++++ RECORDS PROVIDED ++++
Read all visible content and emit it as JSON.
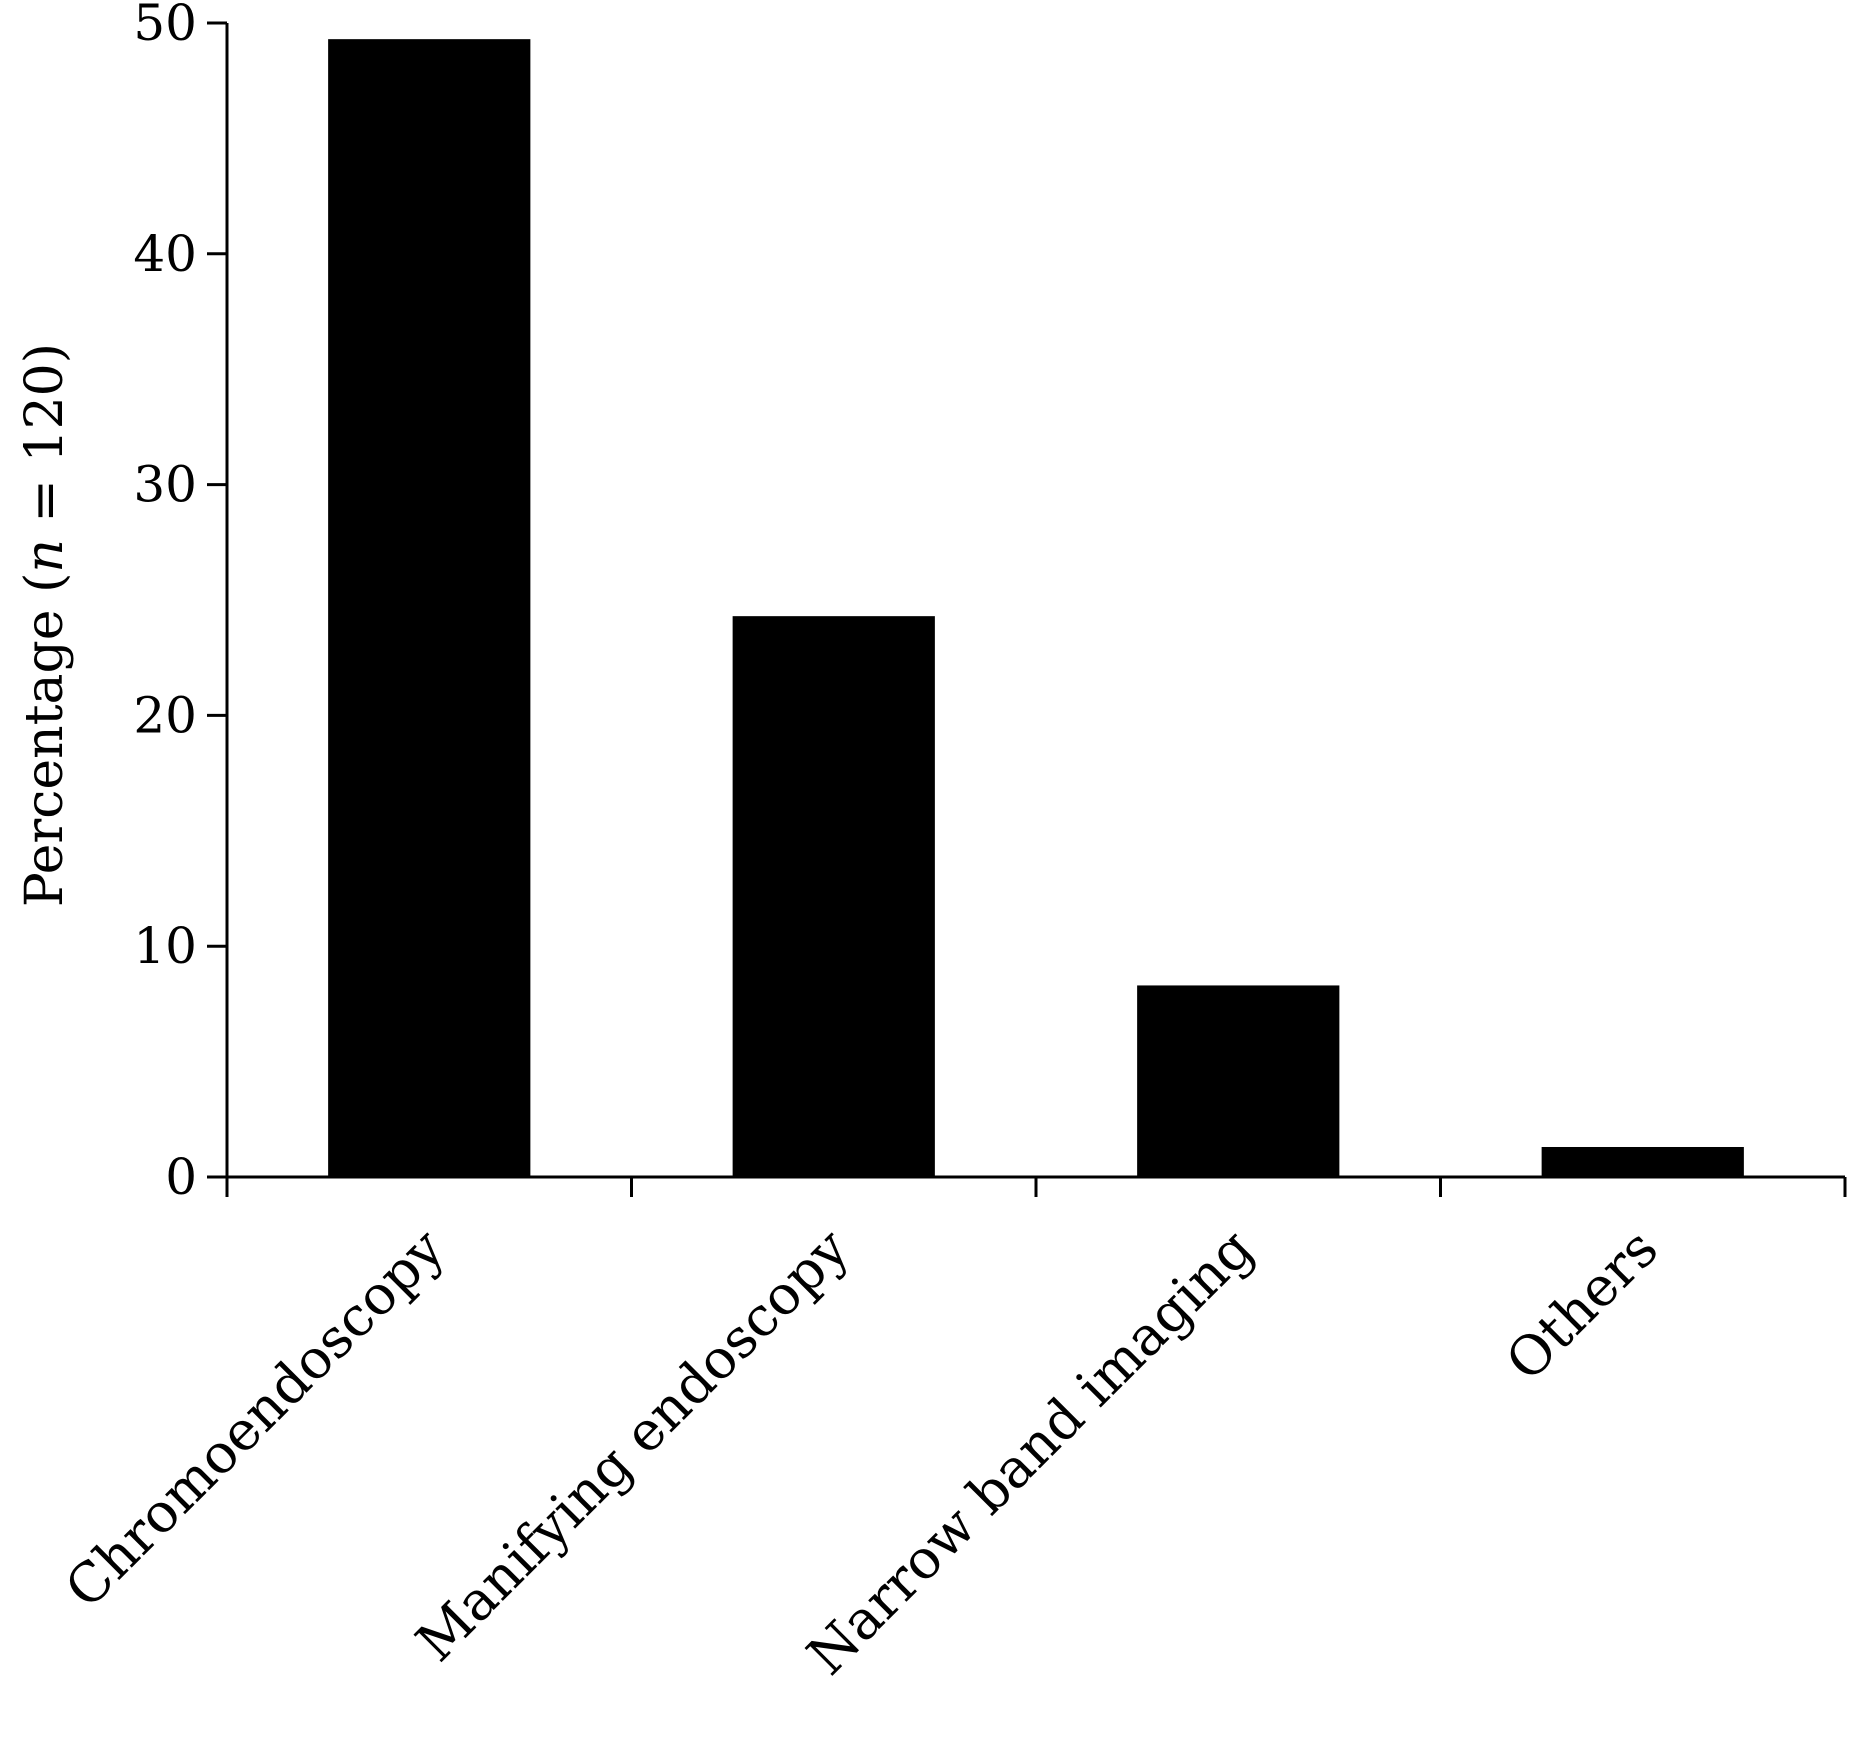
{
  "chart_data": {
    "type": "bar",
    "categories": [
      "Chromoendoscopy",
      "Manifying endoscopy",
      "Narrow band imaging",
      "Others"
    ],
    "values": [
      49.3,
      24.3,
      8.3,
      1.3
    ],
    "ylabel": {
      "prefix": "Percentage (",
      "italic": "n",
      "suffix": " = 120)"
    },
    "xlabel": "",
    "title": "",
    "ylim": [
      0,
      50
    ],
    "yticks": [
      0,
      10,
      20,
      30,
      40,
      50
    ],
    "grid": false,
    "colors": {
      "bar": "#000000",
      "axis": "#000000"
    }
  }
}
++++
* EXERCISE INSTRUCTIONS *
Output all of the records exactly as they appear above, but not the pictures.

* CORRECT RESPONSE *
Read all visible content and emit it as JSON.
{
  "chart_data": {
    "type": "bar",
    "categories": [
      "Chromoendoscopy",
      "Manifying endoscopy",
      "Narrow band imaging",
      "Others"
    ],
    "values": [
      49.3,
      24.3,
      8.3,
      1.3
    ],
    "ylabel": {
      "prefix": "Percentage (",
      "italic": "n",
      "suffix": " = 120)"
    },
    "xlabel": "",
    "title": "",
    "ylim": [
      0,
      50
    ],
    "yticks": [
      0,
      10,
      20,
      30,
      40,
      50
    ],
    "grid": false,
    "colors": {
      "bar": "#000000",
      "axis": "#000000"
    }
  }
}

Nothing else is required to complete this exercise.